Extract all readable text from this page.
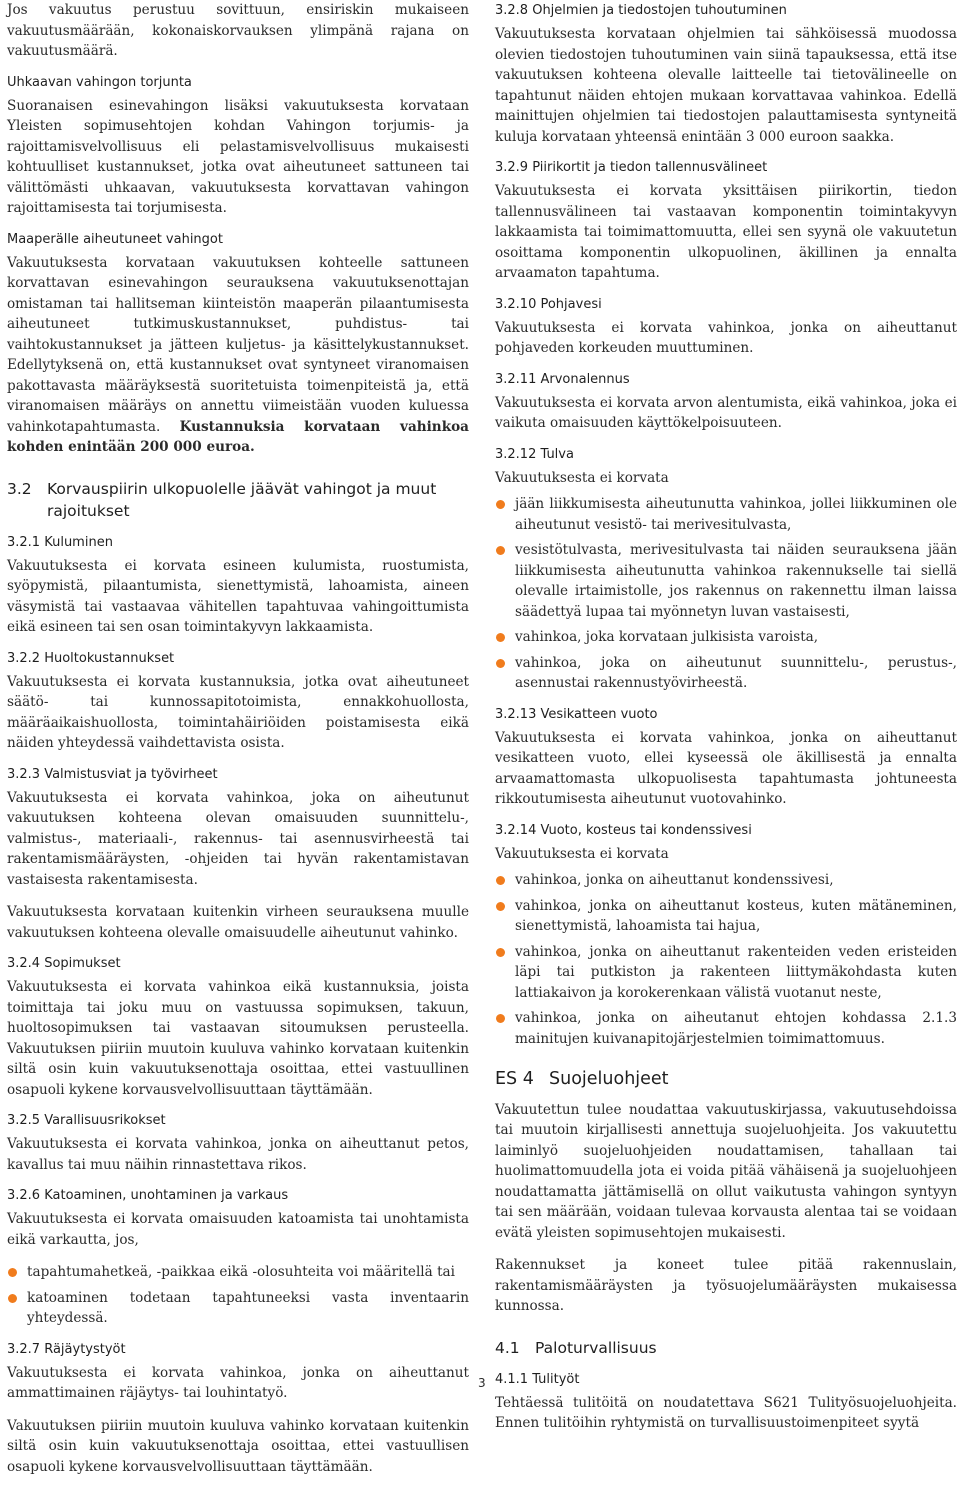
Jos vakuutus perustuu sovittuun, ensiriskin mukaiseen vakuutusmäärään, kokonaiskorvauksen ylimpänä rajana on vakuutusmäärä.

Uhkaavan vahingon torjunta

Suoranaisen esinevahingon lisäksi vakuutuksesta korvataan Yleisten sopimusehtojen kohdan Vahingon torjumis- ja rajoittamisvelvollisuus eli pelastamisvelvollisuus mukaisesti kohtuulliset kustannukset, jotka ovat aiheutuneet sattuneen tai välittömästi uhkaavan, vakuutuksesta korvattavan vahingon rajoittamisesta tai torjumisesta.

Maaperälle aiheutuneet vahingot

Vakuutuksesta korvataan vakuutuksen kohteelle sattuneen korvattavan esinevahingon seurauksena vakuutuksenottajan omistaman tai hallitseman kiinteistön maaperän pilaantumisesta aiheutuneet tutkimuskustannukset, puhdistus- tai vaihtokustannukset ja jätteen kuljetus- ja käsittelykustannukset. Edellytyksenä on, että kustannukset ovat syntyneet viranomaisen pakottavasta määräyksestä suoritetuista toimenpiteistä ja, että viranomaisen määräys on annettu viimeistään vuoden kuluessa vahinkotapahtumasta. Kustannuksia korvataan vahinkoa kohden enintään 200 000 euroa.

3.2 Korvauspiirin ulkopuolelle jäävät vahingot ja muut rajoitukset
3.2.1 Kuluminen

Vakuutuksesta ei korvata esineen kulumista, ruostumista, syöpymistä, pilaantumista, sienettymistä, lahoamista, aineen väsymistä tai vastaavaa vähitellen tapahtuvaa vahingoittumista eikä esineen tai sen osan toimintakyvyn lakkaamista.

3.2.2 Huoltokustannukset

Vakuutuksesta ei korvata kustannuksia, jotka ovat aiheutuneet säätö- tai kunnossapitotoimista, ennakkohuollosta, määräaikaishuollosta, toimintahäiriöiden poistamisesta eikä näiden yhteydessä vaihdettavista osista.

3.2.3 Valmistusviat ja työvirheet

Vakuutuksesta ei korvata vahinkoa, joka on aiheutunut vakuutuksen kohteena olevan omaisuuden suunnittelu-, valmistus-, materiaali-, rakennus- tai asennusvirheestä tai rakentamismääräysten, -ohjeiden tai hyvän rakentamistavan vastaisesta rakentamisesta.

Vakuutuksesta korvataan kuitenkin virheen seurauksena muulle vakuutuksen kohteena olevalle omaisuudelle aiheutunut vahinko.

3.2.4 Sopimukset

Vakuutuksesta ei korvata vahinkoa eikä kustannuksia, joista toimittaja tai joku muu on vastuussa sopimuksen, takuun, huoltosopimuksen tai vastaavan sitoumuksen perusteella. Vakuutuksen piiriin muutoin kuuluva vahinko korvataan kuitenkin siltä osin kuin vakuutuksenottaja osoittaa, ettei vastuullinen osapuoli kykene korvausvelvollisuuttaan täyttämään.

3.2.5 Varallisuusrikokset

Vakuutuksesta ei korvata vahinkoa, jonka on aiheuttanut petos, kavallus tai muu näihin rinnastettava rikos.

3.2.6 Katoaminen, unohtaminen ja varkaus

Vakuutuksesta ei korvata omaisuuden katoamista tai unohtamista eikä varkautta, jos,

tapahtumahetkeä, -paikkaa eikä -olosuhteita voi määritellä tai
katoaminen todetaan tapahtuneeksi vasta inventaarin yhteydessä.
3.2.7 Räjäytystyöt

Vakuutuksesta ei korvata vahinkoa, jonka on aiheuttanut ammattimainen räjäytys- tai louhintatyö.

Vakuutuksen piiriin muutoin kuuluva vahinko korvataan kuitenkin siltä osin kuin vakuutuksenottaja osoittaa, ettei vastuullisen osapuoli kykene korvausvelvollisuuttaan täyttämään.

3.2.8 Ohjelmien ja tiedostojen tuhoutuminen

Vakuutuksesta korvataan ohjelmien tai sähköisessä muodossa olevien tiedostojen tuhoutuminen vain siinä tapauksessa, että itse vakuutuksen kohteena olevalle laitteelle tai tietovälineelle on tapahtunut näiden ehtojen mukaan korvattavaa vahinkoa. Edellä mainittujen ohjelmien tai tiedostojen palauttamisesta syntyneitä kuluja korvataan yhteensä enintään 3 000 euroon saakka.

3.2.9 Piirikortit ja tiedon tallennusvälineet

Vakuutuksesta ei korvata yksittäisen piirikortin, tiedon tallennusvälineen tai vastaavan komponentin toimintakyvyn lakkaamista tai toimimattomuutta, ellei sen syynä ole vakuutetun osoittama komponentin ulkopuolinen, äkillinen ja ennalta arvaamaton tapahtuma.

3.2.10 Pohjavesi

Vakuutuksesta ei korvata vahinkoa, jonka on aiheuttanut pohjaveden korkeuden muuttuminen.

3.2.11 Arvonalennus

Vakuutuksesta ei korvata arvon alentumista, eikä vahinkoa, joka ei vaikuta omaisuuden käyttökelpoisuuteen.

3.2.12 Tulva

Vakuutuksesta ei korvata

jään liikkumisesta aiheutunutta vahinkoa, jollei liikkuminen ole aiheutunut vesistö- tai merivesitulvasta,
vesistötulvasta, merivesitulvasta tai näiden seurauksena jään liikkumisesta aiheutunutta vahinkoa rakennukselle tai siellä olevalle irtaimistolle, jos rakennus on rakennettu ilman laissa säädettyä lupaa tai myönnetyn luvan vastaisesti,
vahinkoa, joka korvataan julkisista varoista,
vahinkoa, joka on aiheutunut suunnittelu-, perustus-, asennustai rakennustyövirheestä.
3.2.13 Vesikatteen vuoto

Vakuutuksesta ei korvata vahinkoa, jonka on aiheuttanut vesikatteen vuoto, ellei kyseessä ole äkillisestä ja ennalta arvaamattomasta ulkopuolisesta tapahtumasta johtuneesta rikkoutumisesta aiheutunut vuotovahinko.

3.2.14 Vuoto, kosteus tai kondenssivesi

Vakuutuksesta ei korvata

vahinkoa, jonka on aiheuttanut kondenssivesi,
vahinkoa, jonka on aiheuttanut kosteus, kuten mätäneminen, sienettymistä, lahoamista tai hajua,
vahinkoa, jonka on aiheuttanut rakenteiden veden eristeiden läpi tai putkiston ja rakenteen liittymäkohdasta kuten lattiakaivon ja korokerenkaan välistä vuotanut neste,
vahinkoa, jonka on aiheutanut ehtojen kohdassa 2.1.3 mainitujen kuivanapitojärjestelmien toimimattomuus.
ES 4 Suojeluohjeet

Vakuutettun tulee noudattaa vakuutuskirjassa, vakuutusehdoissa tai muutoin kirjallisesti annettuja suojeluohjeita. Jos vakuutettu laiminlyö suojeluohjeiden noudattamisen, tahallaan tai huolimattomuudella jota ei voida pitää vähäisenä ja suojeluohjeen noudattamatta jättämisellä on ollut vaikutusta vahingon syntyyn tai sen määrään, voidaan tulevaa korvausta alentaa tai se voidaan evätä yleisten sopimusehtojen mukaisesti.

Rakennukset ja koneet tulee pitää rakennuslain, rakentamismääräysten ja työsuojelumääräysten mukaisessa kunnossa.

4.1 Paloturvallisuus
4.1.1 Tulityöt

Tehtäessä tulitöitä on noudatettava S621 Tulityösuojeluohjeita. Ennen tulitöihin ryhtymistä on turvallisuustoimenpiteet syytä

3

────────────────

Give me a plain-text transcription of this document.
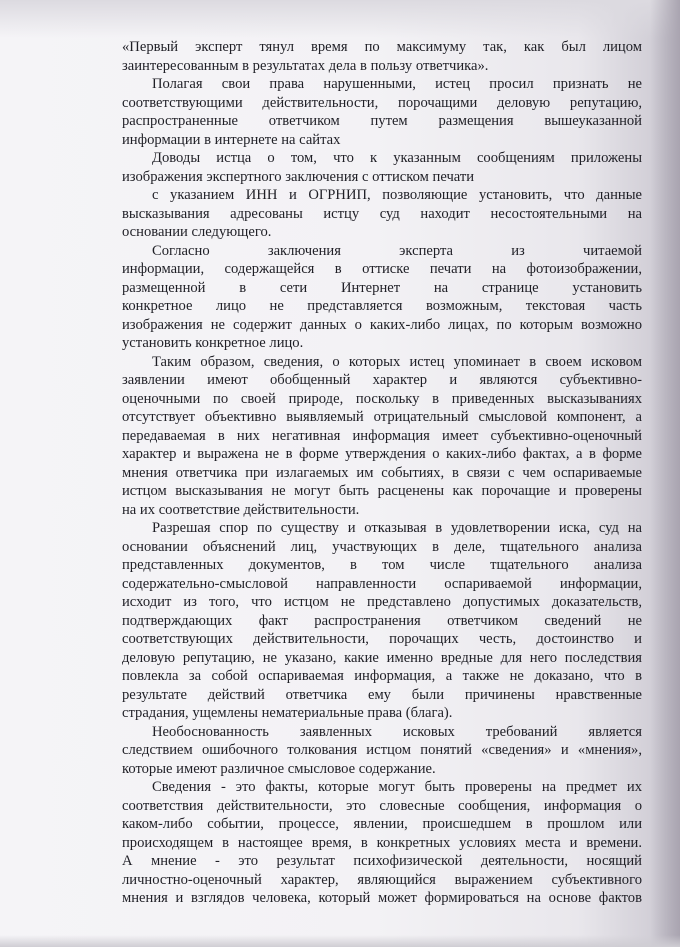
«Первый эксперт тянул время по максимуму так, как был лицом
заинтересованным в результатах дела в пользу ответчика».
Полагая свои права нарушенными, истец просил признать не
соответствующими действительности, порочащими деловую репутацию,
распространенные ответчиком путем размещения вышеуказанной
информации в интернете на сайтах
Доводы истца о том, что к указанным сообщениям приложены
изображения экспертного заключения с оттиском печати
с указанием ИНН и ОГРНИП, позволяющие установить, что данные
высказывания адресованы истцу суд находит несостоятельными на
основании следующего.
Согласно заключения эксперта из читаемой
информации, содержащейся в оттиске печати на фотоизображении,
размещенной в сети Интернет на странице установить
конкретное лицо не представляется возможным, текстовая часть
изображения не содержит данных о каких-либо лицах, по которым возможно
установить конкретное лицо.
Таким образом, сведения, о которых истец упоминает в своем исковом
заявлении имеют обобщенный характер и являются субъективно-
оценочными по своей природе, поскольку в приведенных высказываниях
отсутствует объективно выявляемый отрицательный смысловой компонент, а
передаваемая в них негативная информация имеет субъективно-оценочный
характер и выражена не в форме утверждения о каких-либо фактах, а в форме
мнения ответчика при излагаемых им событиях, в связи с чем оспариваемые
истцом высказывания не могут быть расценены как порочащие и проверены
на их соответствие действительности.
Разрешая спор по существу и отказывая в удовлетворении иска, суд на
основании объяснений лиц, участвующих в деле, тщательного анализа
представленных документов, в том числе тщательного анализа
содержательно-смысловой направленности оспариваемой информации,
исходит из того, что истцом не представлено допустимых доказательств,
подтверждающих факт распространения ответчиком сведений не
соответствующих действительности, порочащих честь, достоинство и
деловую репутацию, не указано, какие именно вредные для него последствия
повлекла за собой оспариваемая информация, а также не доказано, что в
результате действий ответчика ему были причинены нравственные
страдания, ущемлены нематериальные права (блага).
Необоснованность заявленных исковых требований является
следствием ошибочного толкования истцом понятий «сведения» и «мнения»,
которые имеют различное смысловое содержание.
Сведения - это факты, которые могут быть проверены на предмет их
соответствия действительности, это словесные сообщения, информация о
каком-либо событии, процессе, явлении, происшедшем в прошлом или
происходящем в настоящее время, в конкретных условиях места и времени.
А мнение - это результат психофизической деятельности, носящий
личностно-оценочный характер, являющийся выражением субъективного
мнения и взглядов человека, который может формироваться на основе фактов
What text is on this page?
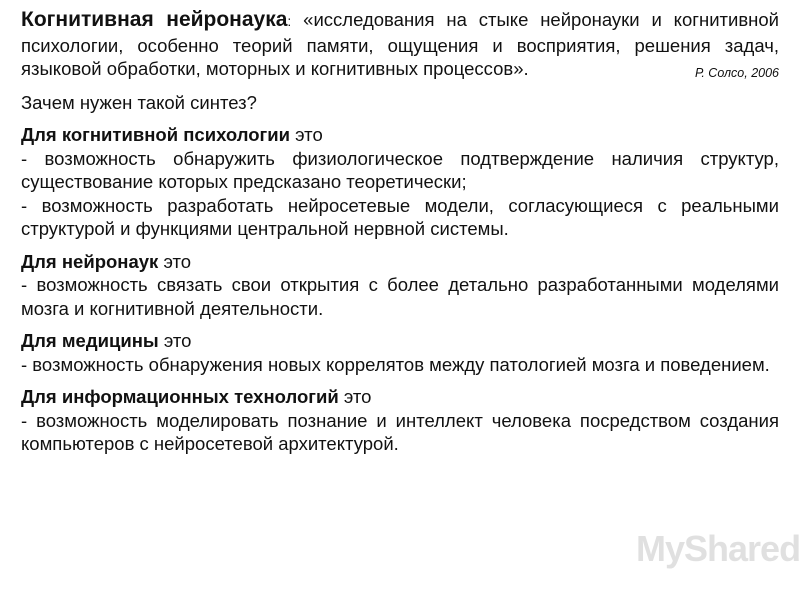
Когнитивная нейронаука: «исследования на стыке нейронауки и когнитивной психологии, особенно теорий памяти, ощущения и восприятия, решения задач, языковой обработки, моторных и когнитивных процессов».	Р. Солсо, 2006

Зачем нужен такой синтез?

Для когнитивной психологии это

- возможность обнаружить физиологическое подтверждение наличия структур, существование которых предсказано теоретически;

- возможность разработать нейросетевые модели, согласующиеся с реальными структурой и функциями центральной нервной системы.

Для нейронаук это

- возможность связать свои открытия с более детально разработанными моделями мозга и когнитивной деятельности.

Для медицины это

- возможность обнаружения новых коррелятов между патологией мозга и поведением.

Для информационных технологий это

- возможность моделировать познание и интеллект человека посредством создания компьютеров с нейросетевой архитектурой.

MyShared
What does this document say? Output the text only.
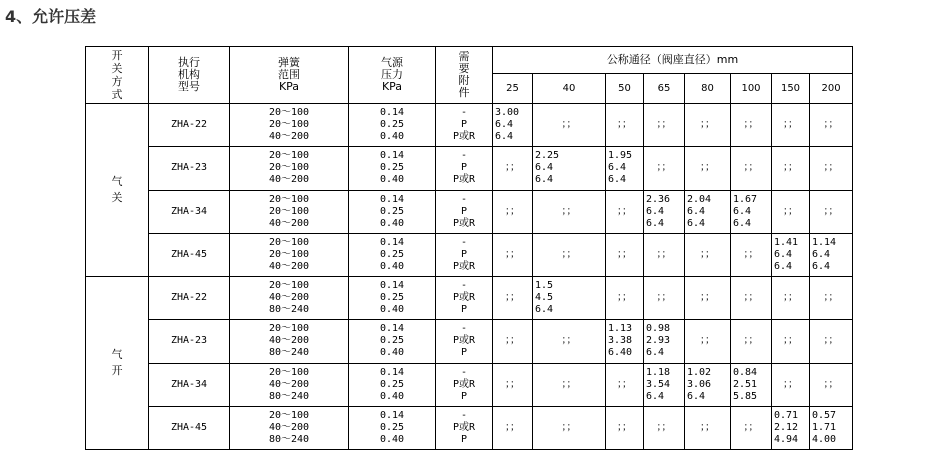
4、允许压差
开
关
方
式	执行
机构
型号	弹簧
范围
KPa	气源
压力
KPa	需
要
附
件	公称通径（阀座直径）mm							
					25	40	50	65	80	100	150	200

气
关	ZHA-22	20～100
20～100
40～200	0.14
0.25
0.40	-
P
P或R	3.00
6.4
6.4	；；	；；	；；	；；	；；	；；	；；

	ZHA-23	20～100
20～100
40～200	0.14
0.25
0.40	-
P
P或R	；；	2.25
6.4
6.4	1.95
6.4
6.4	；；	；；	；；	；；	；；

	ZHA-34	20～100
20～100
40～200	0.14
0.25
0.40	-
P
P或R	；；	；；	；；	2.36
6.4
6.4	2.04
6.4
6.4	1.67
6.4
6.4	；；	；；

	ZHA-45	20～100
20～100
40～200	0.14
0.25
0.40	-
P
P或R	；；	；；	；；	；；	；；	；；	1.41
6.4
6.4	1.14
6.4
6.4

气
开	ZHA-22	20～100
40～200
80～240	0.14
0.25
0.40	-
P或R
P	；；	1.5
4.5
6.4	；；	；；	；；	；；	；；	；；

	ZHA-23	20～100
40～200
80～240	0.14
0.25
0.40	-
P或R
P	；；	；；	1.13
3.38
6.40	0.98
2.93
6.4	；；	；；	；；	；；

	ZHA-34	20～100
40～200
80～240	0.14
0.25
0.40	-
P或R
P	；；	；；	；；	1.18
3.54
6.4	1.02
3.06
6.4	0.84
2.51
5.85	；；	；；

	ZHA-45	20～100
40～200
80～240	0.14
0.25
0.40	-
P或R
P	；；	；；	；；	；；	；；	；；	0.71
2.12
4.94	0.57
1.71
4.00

────────────────

→ WHAT THIS TASK INVOLVES: Return a copy of every line that includes the word "истец".

→ THE ANSWER:
Полагая свои права нарушенными, истец просил признать не
Таким образом, сведения, о которых истец упоминает в своем исковом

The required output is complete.